> Saved entries:
-- start --
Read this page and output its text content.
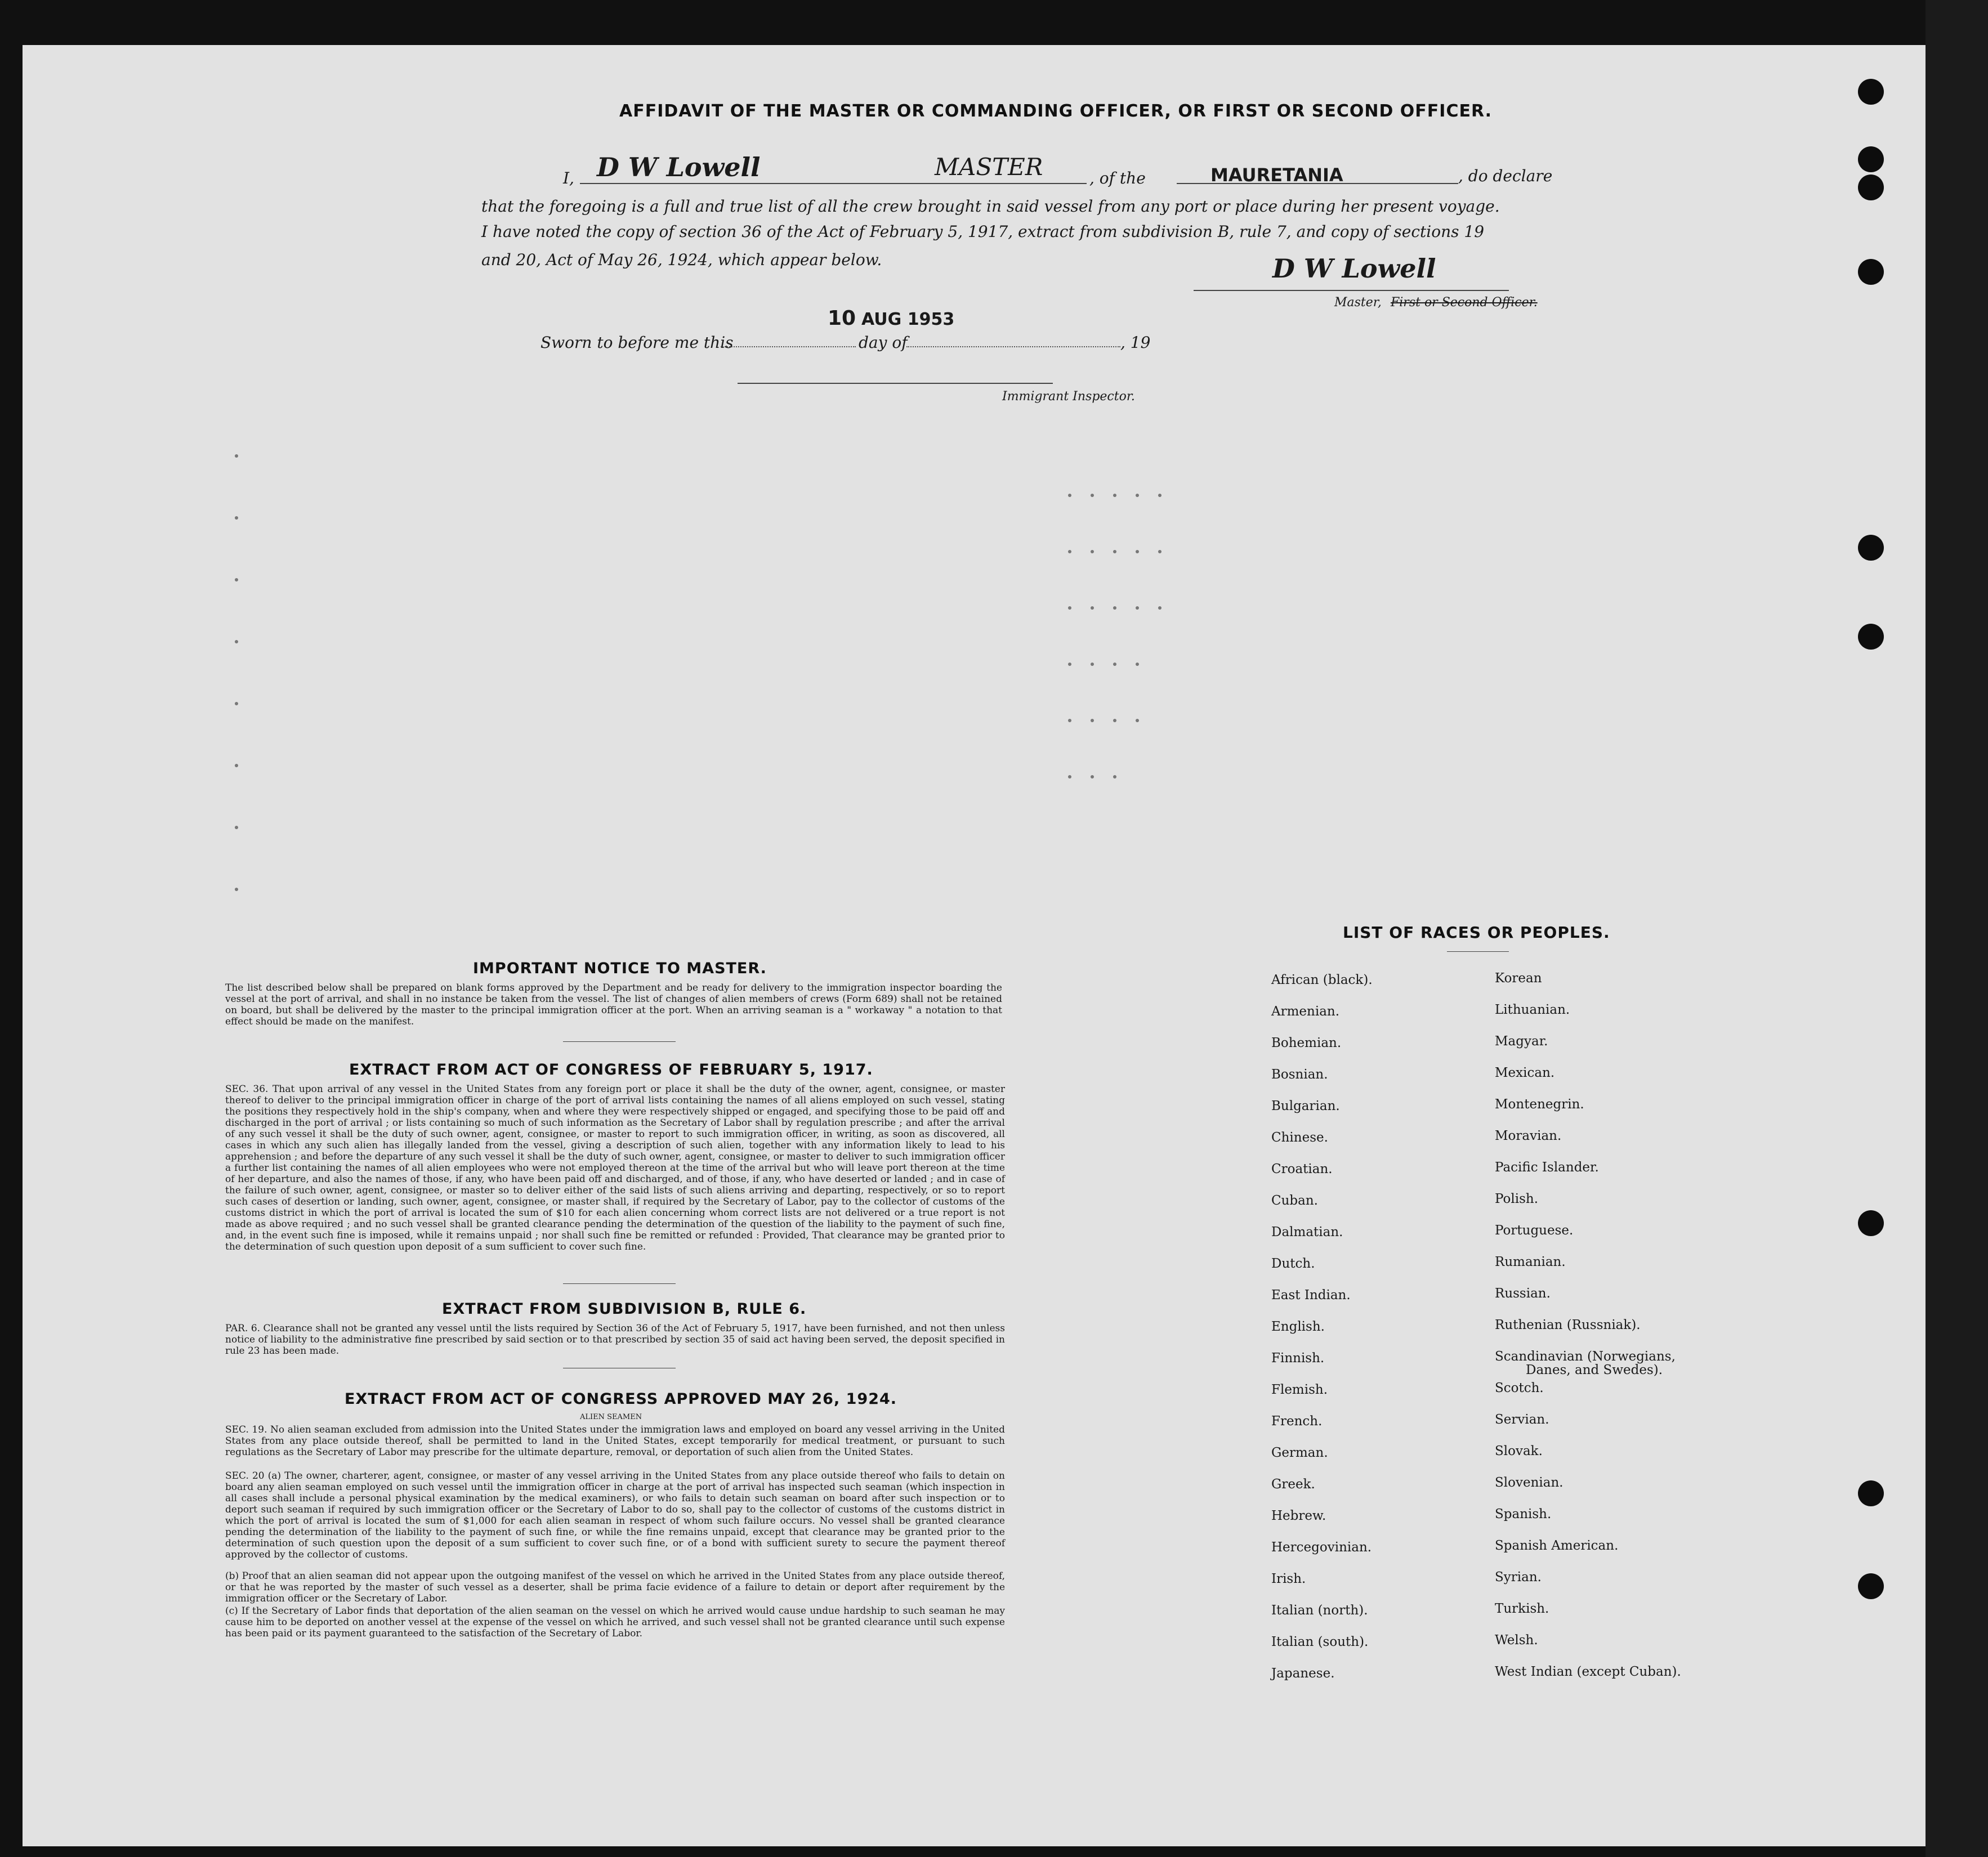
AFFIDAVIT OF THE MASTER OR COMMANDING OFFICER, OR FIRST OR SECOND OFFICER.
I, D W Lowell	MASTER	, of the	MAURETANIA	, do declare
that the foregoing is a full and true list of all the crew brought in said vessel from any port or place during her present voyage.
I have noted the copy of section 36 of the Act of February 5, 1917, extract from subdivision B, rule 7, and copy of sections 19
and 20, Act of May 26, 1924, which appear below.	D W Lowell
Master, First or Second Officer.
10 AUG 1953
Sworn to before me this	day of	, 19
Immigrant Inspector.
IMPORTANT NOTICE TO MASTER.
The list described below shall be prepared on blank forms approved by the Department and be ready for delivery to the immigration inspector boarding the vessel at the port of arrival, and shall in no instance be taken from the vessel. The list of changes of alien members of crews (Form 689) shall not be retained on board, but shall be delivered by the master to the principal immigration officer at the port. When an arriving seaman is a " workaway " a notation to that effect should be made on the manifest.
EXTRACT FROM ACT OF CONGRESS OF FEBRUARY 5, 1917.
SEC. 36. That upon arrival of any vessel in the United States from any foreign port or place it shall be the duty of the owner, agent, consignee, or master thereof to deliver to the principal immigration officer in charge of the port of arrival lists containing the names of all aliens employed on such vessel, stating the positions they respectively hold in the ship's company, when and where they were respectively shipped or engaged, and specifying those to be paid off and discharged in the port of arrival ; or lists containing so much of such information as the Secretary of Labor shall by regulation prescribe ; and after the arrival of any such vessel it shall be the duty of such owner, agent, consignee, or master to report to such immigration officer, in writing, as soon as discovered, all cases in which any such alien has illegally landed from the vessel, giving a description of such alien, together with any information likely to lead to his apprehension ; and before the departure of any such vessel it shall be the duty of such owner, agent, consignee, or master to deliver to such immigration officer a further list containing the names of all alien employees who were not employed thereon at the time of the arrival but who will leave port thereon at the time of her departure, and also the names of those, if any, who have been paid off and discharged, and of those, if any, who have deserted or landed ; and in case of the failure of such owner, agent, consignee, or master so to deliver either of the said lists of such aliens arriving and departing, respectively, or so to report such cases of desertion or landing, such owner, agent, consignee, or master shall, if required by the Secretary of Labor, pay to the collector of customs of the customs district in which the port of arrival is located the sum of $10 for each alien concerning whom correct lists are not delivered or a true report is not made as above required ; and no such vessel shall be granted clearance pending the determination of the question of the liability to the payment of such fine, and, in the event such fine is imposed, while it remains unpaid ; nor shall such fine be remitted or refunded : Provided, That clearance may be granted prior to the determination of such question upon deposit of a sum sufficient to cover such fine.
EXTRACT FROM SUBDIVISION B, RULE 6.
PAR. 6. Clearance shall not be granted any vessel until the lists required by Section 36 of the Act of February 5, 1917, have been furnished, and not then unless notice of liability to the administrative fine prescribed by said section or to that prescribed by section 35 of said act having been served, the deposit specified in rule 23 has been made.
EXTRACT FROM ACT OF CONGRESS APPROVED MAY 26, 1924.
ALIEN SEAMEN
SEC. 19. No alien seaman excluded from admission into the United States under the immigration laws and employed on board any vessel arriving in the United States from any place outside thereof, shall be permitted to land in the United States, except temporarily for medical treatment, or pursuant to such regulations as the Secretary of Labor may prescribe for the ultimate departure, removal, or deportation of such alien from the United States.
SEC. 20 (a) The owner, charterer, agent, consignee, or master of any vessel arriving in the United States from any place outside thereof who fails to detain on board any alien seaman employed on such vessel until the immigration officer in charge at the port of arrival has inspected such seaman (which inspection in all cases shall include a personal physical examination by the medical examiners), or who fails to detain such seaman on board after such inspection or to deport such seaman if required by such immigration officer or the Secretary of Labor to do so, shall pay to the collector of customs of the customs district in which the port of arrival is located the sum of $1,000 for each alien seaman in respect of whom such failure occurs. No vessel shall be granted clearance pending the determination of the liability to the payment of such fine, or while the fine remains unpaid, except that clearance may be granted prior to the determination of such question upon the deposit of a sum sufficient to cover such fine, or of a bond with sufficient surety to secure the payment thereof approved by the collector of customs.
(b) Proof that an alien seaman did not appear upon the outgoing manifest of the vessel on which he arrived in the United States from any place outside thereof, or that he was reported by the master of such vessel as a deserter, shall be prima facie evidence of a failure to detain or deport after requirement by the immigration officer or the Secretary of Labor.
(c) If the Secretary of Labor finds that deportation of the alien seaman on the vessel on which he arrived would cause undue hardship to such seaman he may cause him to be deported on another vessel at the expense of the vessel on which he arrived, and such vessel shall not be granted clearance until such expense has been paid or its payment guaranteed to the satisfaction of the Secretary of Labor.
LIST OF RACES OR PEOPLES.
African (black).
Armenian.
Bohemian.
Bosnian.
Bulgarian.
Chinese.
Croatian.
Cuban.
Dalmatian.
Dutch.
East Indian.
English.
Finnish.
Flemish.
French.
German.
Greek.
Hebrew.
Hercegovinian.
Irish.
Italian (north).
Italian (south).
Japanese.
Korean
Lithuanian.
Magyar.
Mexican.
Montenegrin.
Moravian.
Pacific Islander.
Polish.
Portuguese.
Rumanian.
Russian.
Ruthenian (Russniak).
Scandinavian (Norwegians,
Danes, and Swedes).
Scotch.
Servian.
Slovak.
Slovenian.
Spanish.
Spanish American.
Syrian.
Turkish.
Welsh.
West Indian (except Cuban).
-- end --
> What you will do:
Collect every line with the string "this" from the records, and copy each.

> Task solution:
Read this page and output its text content.
Sworn to before me this	day of	, 19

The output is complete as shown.